EXERCISE DESCRIPTION
Convert all of the material below into a two-column CSV with the headers input and output, one row per text: put the text under input and its answer under output, each as a single quoted field with line breaks replaced by spaces.
BEGIN ENTRIES
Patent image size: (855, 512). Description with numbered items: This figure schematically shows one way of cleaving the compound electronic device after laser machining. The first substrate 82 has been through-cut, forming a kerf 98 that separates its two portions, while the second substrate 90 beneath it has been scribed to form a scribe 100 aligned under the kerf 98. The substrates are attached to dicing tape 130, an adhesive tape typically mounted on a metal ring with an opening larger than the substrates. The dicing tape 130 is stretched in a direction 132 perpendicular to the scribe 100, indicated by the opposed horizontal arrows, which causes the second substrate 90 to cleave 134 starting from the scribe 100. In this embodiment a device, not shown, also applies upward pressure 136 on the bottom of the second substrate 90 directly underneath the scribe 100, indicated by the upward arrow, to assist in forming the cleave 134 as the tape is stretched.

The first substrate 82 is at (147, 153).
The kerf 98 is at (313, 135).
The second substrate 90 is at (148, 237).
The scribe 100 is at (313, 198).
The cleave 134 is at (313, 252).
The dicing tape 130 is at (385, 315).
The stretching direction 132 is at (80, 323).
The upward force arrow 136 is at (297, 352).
END ENTRIES
SOLUTION FOR THIS TASK
input,output
"Patent image size: (855, 512). Description with numbered items: This figure schematically shows one way of cleaving the compound electronic device after laser machining. The first substrate 82 has been through-cut, forming a kerf 98 that separates its two portions, while the second substrate 90 beneath it has been scribed to form a scribe 100 aligned under the kerf 98. The substrates are attached to dicing tape 130, an adhesive tape typically mounted on a metal ring with an opening larger than the substrates. The dicing tape 130 is stretched in a direction 132 perpendicular to the scribe 100, indicated by the opposed horizontal arrows, which causes the second substrate 90 to cleave 134 starting from the scribe 100. In this embodiment a device, not shown, also applies upward pressure 136 on the bottom of the second substrate 90 directly underneath the scribe 100, indicated by the upward arrow, to assist in forming the cleave 134 as the tape is stretched.","The first substrate 82 is at (147, 153). The kerf 98 is at (313, 135). The second substrate 90 is at (148, 237). The scribe 100 is at (313, 198). The cleave 134 is at (313, 252). The dicing tape 130 is at (385, 315). The stretching direction 132 is at (80, 323). The upward force arrow 136 is at (297, 352)."